Figure collection entries:
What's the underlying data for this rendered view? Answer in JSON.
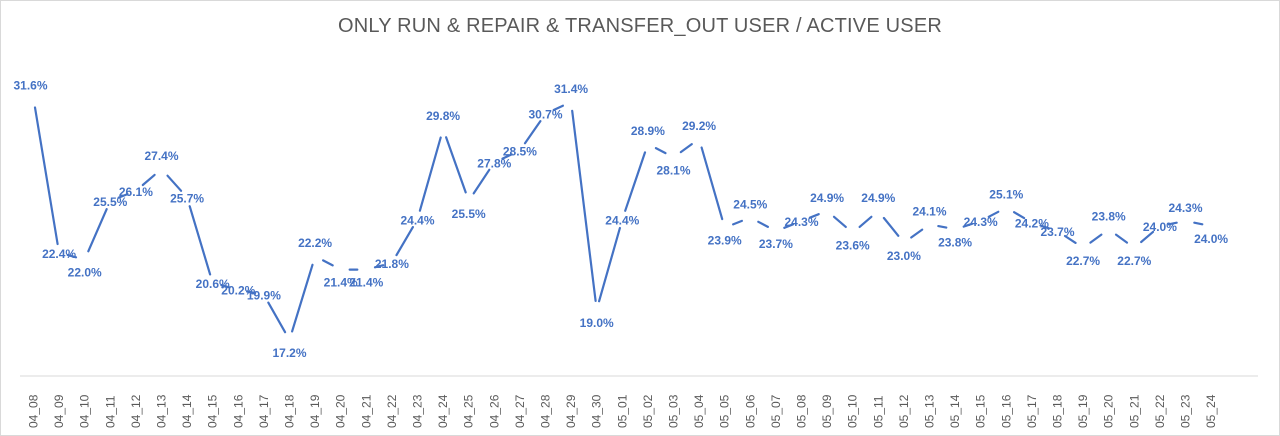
{
  "chart_data": {
    "type": "line",
    "title": "ONLY RUN & REPAIR & TRANSFER_OUT USER / ACTIVE USER",
    "xlabel": "",
    "ylabel": "",
    "ylim": [
      0.15,
      0.33
    ],
    "grid": false,
    "line_color": "#4472c4",
    "label_color": "#4472c4",
    "categories": [
      "04_08",
      "04_09",
      "04_10",
      "04_11",
      "04_12",
      "04_13",
      "04_14",
      "04_15",
      "04_16",
      "04_17",
      "04_18",
      "04_19",
      "04_20",
      "04_21",
      "04_22",
      "04_23",
      "04_24",
      "04_25",
      "04_26",
      "04_27",
      "04_28",
      "04_29",
      "04_30",
      "05_01",
      "05_02",
      "05_03",
      "05_04",
      "05_05",
      "05_06",
      "05_07",
      "05_08",
      "05_09",
      "05_10",
      "05_11",
      "05_12",
      "05_13",
      "05_14",
      "05_15",
      "05_16",
      "05_17",
      "05_18",
      "05_19",
      "05_20",
      "05_21",
      "05_22",
      "05_23",
      "05_24"
    ],
    "series": [
      {
        "values": [
          0.316,
          0.224,
          0.22,
          0.255,
          0.261,
          0.274,
          0.257,
          0.206,
          0.202,
          0.199,
          0.172,
          0.222,
          0.214,
          0.214,
          0.218,
          0.244,
          0.298,
          0.255,
          0.278,
          0.285,
          0.307,
          0.314,
          0.19,
          0.244,
          0.289,
          0.281,
          0.292,
          0.239,
          0.245,
          0.237,
          0.243,
          0.249,
          0.236,
          0.249,
          0.23,
          0.241,
          0.238,
          0.243,
          0.251,
          0.242,
          0.237,
          0.227,
          0.238,
          0.227,
          0.24,
          0.243,
          0.24
        ],
        "labels": [
          "31.6%",
          "22.4%",
          "22.0%",
          "25.5%",
          "26.1%",
          "27.4%",
          "25.7%",
          "20.6%",
          "20.2%",
          "19.9%",
          "17.2%",
          "22.2%",
          "21.4%",
          "21.4%",
          "21.8%",
          "24.4%",
          "29.8%",
          "25.5%",
          "27.8%",
          "28.5%",
          "30.7%",
          "31.4%",
          "19.0%",
          "24.4%",
          "28.9%",
          "28.1%",
          "29.2%",
          "23.9%",
          "24.5%",
          "23.7%",
          "24.3%",
          "24.9%",
          "23.6%",
          "24.9%",
          "23.0%",
          "24.1%",
          "23.8%",
          "24.3%",
          "25.1%",
          "24.2%",
          "23.7%",
          "22.7%",
          "23.8%",
          "22.7%",
          "24.0%",
          "24.3%",
          "24.0%"
        ]
      }
    ]
  }
}
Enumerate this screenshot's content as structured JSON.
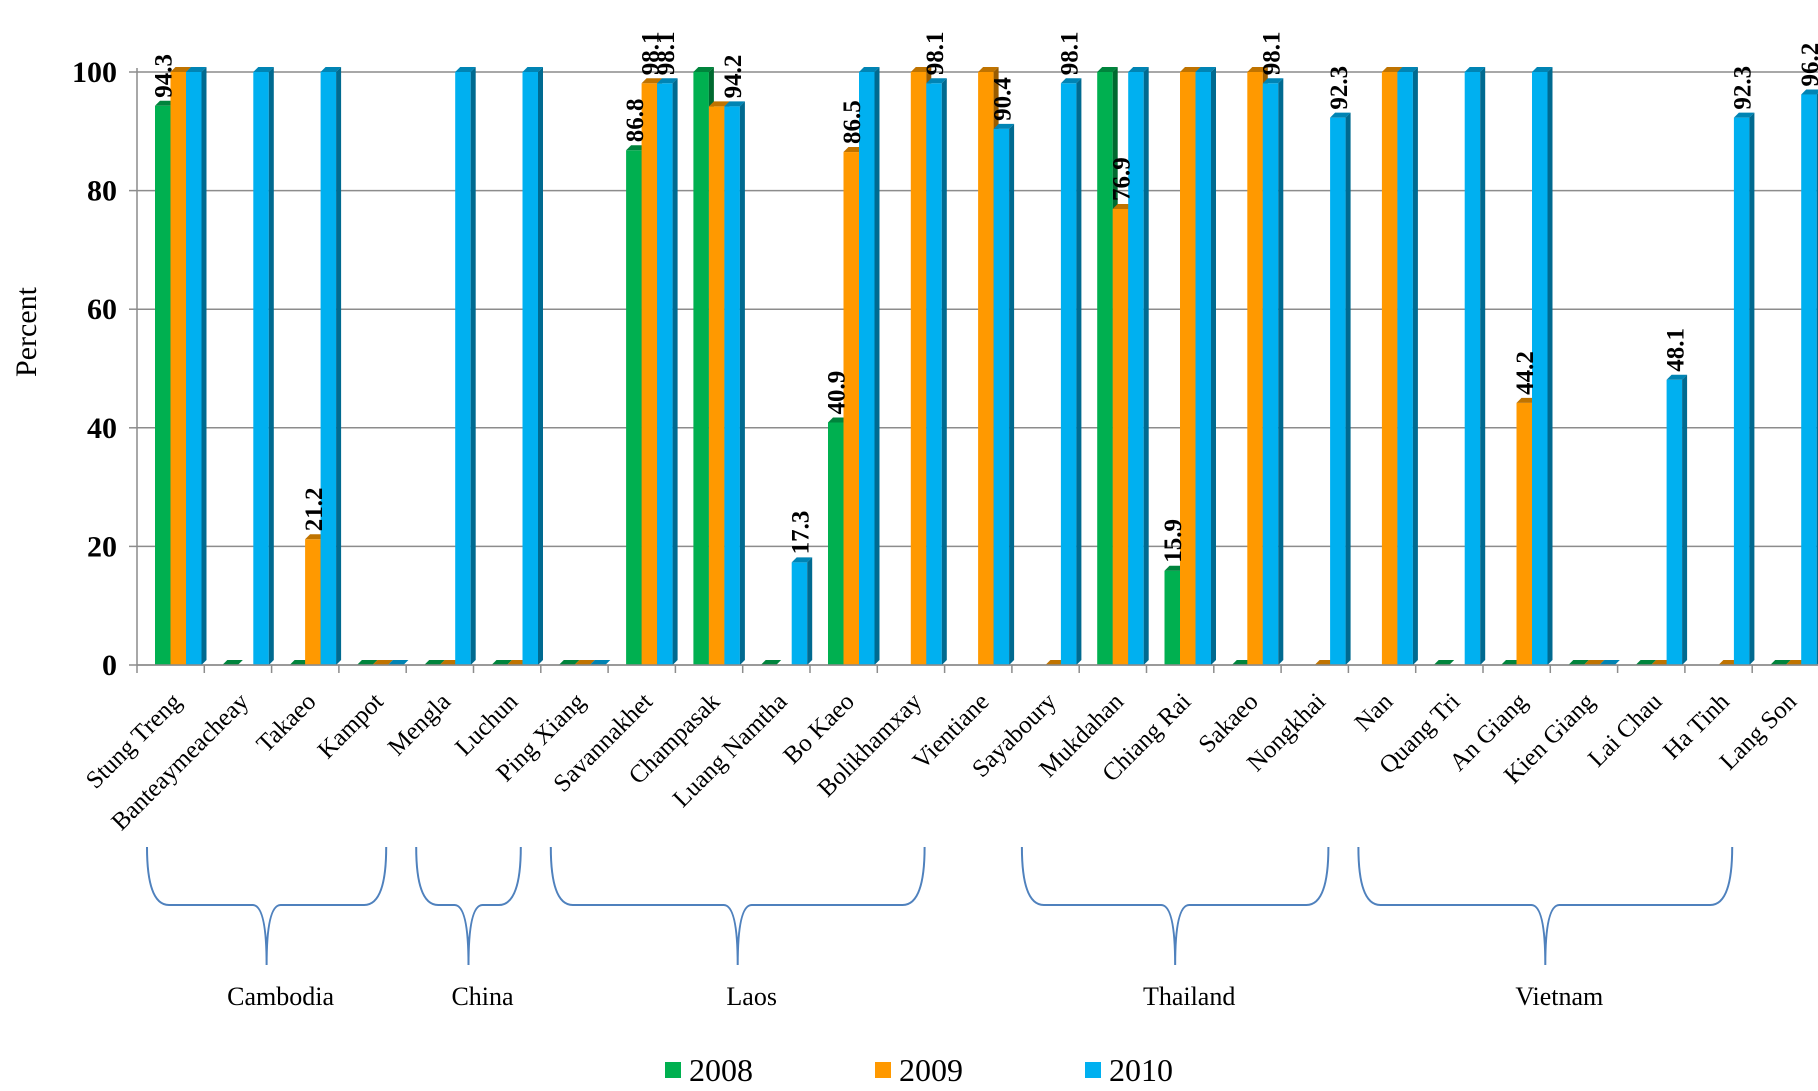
{
  "chart_data": {
    "type": "bar",
    "title": "",
    "xlabel": "",
    "ylabel": "Percent",
    "ylim": [
      0,
      100
    ],
    "yticks": [
      0,
      20,
      40,
      60,
      80,
      100
    ],
    "grid": true,
    "legend_position": "bottom",
    "categories": [
      "Stung Treng",
      "Banteaymeacheay",
      "Takaeo",
      "Kampot",
      "Mengla",
      "Luchun",
      "Ping Xiang",
      "Savannakhet",
      "Champasak",
      "Luang Namtha",
      "Bo Kaeo",
      "Bolikhamxay",
      "Vientiane",
      "Sayaboury",
      "Mukdahan",
      "Chiang Rai",
      "Sakaeo",
      "Nongkhai",
      "Nan",
      "Quang Tri",
      "An Giang",
      "Kien Giang",
      "Lai Chau",
      "Ha Tinh",
      "Lang Son"
    ],
    "groups": [
      {
        "name": "Cambodia",
        "start": 0,
        "end": 3
      },
      {
        "name": "China",
        "start": 4,
        "end": 5
      },
      {
        "name": "Laos",
        "start": 6,
        "end": 11
      },
      {
        "name": "Thailand",
        "start": 13,
        "end": 17
      },
      {
        "name": "Vietnam",
        "start": 18,
        "end": 23
      }
    ],
    "series": [
      {
        "name": "2008",
        "color": "#00b050",
        "values": [
          94.3,
          0,
          0,
          0,
          0,
          0,
          0,
          86.8,
          100,
          0,
          40.9,
          null,
          null,
          null,
          100,
          15.9,
          0,
          null,
          null,
          0,
          0,
          0,
          0,
          null,
          0
        ],
        "labels": [
          "94.3",
          null,
          null,
          null,
          null,
          null,
          null,
          "86.8",
          null,
          null,
          "40.9",
          null,
          null,
          null,
          null,
          "15.9",
          null,
          null,
          null,
          null,
          null,
          null,
          null,
          null,
          null
        ]
      },
      {
        "name": "2009",
        "color": "#ff9900",
        "values": [
          100,
          null,
          21.2,
          0,
          0,
          0,
          0,
          98.1,
          94.2,
          null,
          86.5,
          100,
          100,
          0,
          76.9,
          100,
          100,
          0,
          100,
          null,
          44.2,
          0,
          0,
          0,
          0
        ],
        "labels": [
          null,
          null,
          "21.2",
          null,
          null,
          null,
          null,
          "98.1",
          null,
          null,
          "86.5",
          null,
          null,
          null,
          "76.9",
          null,
          null,
          null,
          null,
          null,
          "44.2",
          null,
          null,
          null,
          null
        ]
      },
      {
        "name": "2010",
        "color": "#00b0f0",
        "values": [
          100,
          100,
          100,
          0,
          100,
          100,
          0,
          98.1,
          94.2,
          17.3,
          100,
          98.1,
          90.4,
          98.1,
          100,
          100,
          98.1,
          92.3,
          100,
          100,
          100,
          0,
          48.1,
          92.3,
          96.2
        ],
        "labels": [
          null,
          null,
          null,
          null,
          null,
          null,
          null,
          "98.1",
          "94.2",
          "17.3",
          null,
          "98.1",
          "90.4",
          "98.1",
          null,
          null,
          "98.1",
          "92.3",
          null,
          null,
          null,
          null,
          "48.1",
          "92.3",
          "96.2"
        ]
      }
    ]
  }
}
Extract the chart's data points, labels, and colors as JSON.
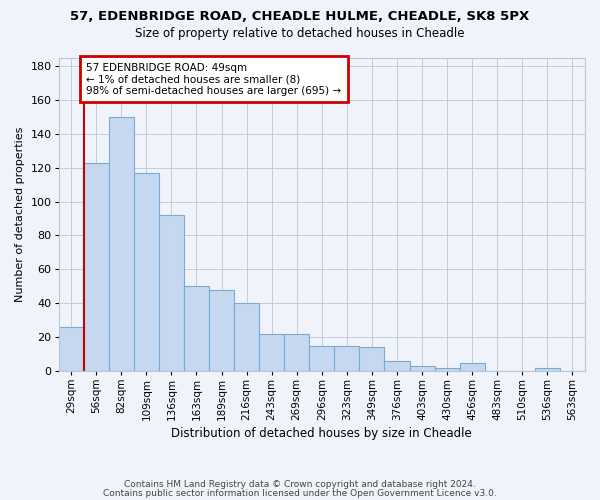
{
  "title1": "57, EDENBRIDGE ROAD, CHEADLE HULME, CHEADLE, SK8 5PX",
  "title2": "Size of property relative to detached houses in Cheadle",
  "xlabel": "Distribution of detached houses by size in Cheadle",
  "ylabel": "Number of detached properties",
  "categories": [
    "29sqm",
    "56sqm",
    "82sqm",
    "109sqm",
    "136sqm",
    "163sqm",
    "189sqm",
    "216sqm",
    "243sqm",
    "269sqm",
    "296sqm",
    "323sqm",
    "349sqm",
    "376sqm",
    "403sqm",
    "430sqm",
    "456sqm",
    "483sqm",
    "510sqm",
    "536sqm",
    "563sqm"
  ],
  "values": [
    26,
    123,
    150,
    117,
    92,
    50,
    48,
    40,
    22,
    22,
    15,
    15,
    14,
    6,
    3,
    2,
    5,
    0,
    0,
    2,
    0
  ],
  "bar_color": "#c5d8f0",
  "bar_edge_color": "#7aaad4",
  "annotation_text_line1": "57 EDENBRIDGE ROAD: 49sqm",
  "annotation_text_line2": "← 1% of detached houses are smaller (8)",
  "annotation_text_line3": "98% of semi-detached houses are larger (695) →",
  "annotation_box_facecolor": "#ffffff",
  "annotation_box_edgecolor": "#cc0000",
  "vline_color": "#cc0000",
  "vline_x": 0.5,
  "ylim": [
    0,
    185
  ],
  "yticks": [
    0,
    20,
    40,
    60,
    80,
    100,
    120,
    140,
    160,
    180
  ],
  "footer1": "Contains HM Land Registry data © Crown copyright and database right 2024.",
  "footer2": "Contains public sector information licensed under the Open Government Licence v3.0.",
  "bg_color": "#f0f4fa"
}
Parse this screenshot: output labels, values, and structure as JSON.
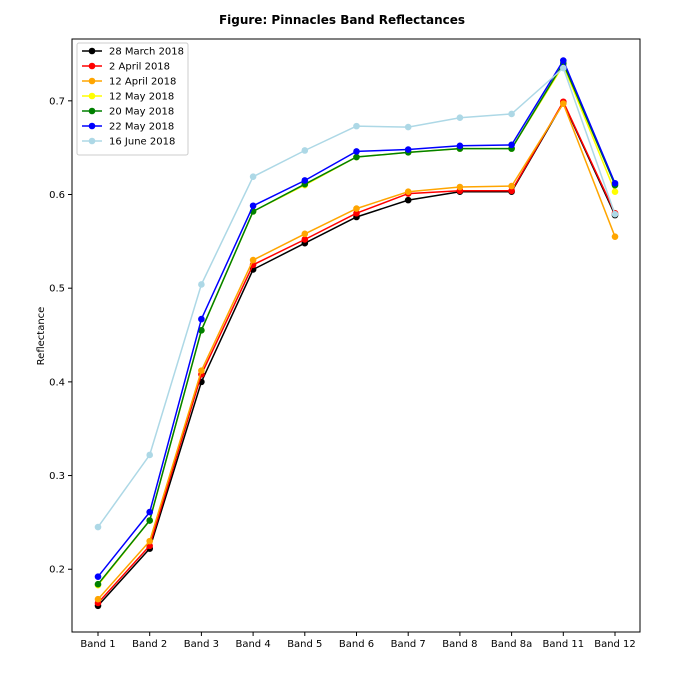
{
  "chart_data": {
    "type": "line",
    "title": "Figure: Pinnacles Band Reflectances",
    "xlabel": "",
    "ylabel": "Reflectance",
    "categories": [
      "Band 1",
      "Band 2",
      "Band 3",
      "Band 4",
      "Band 5",
      "Band 6",
      "Band 7",
      "Band 8",
      "Band 8a",
      "Band 11",
      "Band 12"
    ],
    "ylim": [
      0.133,
      0.766
    ],
    "yticks": [
      0.2,
      0.3,
      0.4,
      0.5,
      0.6,
      0.7
    ],
    "grid": false,
    "legend": "top-left",
    "marker": "circle",
    "series": [
      {
        "name": "28 March 2018",
        "color": "#000000",
        "values": [
          0.161,
          0.222,
          0.4,
          0.52,
          0.548,
          0.576,
          0.594,
          0.603,
          0.603,
          0.698,
          0.578
        ]
      },
      {
        "name": "2 April 2018",
        "color": "#ff0000",
        "values": [
          0.164,
          0.225,
          0.408,
          0.525,
          0.552,
          0.58,
          0.601,
          0.604,
          0.604,
          0.699,
          0.58
        ]
      },
      {
        "name": "12 April 2018",
        "color": "#ffa500",
        "values": [
          0.168,
          0.23,
          0.412,
          0.53,
          0.558,
          0.585,
          0.603,
          0.608,
          0.609,
          0.697,
          0.555
        ]
      },
      {
        "name": "12 May 2018",
        "color": "#ffff00",
        "values": [
          0.183,
          0.252,
          0.455,
          0.582,
          0.61,
          0.64,
          0.645,
          0.649,
          0.649,
          0.738,
          0.603
        ]
      },
      {
        "name": "20 May 2018",
        "color": "#008000",
        "values": [
          0.184,
          0.252,
          0.455,
          0.582,
          0.611,
          0.64,
          0.645,
          0.649,
          0.649,
          0.74,
          0.61
        ]
      },
      {
        "name": "22 May 2018",
        "color": "#0000ff",
        "values": [
          0.192,
          0.261,
          0.467,
          0.588,
          0.615,
          0.646,
          0.648,
          0.652,
          0.653,
          0.743,
          0.612
        ]
      },
      {
        "name": "16 June 2018",
        "color": "#add8e6",
        "values": [
          0.245,
          0.322,
          0.504,
          0.619,
          0.647,
          0.673,
          0.672,
          0.682,
          0.686,
          0.735,
          0.579
        ]
      }
    ]
  }
}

TO BE DONE:
What is the number of lines in the data holding the word "detached"? Reply with that number only.

THE RESULT:
5